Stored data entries
┏━━
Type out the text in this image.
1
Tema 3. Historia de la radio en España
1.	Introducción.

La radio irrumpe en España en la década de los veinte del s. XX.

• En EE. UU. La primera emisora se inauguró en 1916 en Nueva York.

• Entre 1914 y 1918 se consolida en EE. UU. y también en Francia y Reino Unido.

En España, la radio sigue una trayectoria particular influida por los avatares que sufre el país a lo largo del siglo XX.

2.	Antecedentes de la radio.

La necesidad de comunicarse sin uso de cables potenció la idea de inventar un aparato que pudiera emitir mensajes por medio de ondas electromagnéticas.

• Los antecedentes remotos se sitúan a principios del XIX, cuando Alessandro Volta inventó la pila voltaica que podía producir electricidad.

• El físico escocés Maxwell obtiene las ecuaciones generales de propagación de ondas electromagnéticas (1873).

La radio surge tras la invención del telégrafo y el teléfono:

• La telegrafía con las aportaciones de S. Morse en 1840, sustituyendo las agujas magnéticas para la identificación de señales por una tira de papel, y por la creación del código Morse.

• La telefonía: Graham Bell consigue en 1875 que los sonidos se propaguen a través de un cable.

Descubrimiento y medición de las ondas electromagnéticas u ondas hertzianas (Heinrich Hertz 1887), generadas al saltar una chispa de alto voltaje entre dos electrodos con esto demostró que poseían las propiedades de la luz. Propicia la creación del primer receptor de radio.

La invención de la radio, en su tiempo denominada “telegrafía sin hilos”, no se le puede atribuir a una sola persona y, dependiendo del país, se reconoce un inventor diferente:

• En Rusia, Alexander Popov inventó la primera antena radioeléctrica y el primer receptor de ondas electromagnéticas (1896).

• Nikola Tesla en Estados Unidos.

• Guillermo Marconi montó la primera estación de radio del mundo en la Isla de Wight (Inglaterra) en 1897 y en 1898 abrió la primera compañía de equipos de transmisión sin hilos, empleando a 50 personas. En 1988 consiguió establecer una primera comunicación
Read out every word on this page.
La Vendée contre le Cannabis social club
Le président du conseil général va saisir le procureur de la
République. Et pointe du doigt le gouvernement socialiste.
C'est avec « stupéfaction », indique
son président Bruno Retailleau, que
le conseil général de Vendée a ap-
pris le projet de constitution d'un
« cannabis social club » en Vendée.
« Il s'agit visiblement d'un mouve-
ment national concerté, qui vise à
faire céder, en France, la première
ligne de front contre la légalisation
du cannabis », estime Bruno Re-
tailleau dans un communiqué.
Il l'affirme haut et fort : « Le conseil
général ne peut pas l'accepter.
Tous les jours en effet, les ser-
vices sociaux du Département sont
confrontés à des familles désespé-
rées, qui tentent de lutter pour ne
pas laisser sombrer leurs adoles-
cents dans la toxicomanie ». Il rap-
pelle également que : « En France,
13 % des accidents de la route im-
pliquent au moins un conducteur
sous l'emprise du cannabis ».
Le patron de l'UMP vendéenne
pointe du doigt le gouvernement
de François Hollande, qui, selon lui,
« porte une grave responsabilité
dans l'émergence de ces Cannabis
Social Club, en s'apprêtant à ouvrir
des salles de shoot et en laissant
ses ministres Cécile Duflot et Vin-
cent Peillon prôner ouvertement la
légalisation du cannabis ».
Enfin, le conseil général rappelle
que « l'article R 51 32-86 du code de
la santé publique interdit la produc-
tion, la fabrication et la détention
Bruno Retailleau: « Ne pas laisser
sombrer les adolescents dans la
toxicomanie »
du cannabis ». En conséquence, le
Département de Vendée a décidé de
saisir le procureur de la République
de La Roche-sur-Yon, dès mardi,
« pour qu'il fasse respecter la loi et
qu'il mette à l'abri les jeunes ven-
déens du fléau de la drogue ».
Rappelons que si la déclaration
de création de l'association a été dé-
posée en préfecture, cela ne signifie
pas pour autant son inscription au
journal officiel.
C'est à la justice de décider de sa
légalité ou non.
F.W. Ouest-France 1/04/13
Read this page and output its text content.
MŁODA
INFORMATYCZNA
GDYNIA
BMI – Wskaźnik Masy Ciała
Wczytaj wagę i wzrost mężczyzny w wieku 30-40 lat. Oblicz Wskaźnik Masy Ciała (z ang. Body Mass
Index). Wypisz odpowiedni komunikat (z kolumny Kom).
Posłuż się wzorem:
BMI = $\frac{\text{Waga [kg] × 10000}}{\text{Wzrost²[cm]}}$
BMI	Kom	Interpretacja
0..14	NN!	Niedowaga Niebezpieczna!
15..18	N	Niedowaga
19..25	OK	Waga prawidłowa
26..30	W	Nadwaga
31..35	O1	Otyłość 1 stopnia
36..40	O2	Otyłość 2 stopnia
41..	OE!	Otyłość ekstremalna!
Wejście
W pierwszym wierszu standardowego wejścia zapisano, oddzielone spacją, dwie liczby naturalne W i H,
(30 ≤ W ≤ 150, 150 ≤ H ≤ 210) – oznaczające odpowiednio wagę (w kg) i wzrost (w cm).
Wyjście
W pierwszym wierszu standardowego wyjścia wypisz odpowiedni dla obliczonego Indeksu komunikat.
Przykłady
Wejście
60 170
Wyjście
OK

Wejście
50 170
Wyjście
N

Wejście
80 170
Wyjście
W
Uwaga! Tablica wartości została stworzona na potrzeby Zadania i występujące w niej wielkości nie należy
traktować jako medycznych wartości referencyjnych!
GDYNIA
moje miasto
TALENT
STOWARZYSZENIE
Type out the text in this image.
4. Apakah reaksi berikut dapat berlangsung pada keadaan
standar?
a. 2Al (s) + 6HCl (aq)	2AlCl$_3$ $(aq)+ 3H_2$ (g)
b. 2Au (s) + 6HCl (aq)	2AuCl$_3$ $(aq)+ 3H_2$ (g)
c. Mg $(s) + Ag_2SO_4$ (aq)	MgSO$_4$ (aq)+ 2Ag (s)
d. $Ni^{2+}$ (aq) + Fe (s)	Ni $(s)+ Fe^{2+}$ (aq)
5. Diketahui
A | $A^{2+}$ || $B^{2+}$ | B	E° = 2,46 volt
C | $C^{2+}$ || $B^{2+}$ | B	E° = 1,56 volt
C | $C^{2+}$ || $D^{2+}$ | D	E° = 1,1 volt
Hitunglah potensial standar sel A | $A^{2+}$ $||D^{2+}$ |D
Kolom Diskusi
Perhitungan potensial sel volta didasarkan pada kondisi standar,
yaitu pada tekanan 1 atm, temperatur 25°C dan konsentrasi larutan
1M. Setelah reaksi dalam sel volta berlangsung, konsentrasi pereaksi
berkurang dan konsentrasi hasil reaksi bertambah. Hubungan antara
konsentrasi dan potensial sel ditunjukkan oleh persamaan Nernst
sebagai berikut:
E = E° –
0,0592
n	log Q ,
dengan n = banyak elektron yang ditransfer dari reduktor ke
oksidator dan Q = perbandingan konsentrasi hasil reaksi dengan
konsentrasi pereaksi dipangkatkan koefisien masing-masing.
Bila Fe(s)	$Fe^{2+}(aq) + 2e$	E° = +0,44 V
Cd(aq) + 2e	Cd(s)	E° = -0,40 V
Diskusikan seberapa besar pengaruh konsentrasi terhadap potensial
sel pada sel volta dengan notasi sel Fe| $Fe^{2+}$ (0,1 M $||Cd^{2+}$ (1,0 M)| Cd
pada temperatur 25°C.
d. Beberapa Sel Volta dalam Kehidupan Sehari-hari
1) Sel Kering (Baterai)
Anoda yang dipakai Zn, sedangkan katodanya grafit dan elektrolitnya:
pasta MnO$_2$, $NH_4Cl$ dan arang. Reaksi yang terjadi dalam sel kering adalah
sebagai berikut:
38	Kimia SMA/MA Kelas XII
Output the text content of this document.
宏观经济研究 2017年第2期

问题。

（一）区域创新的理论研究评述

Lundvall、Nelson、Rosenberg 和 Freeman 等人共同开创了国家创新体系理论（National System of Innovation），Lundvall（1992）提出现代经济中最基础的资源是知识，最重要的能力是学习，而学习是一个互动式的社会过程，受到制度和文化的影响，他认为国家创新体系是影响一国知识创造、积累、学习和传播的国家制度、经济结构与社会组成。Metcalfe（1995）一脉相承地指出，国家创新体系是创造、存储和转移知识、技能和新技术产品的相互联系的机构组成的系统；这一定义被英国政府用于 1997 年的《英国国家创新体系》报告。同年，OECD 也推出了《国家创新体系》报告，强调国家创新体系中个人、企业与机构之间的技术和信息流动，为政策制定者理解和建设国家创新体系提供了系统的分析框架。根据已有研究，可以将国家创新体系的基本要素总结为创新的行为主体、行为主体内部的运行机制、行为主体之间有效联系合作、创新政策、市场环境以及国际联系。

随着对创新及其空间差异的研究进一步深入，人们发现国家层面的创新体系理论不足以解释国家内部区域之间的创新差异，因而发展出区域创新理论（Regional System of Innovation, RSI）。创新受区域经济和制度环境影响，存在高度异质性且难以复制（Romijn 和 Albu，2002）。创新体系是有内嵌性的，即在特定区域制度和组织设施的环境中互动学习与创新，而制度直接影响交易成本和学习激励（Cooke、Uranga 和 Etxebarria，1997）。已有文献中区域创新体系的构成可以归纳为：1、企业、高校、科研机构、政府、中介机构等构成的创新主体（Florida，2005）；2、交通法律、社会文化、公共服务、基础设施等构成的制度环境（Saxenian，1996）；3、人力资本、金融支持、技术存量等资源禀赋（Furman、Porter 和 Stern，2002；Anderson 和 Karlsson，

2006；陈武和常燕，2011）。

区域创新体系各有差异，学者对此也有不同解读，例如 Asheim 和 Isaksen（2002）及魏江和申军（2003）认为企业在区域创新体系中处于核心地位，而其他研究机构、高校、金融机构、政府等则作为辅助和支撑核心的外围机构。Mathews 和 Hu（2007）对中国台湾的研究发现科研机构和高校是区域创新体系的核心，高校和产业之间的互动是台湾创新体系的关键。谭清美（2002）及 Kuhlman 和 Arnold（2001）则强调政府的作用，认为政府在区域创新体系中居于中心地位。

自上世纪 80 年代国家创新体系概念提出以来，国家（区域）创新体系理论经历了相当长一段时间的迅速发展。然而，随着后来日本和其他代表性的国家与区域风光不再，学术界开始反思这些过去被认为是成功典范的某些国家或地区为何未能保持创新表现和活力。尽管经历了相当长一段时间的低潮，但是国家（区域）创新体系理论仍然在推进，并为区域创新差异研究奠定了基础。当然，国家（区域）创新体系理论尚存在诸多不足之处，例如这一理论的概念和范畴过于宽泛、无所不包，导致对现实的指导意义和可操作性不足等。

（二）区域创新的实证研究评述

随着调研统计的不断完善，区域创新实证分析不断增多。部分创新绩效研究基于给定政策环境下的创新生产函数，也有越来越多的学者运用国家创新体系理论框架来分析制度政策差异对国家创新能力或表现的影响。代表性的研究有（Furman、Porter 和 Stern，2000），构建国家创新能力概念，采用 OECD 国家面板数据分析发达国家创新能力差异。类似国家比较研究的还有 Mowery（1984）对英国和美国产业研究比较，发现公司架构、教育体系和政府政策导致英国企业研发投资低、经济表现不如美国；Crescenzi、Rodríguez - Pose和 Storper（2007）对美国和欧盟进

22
┗━━
Extract each line holding the word "wartości" from the records.

CORRECT OUTPUT:
Uwaga! Tablica wartości została stworzona na potrzeby Zadania i występujące w niej wielkości nie należy
traktować jako medycznych wartości referencyjnych!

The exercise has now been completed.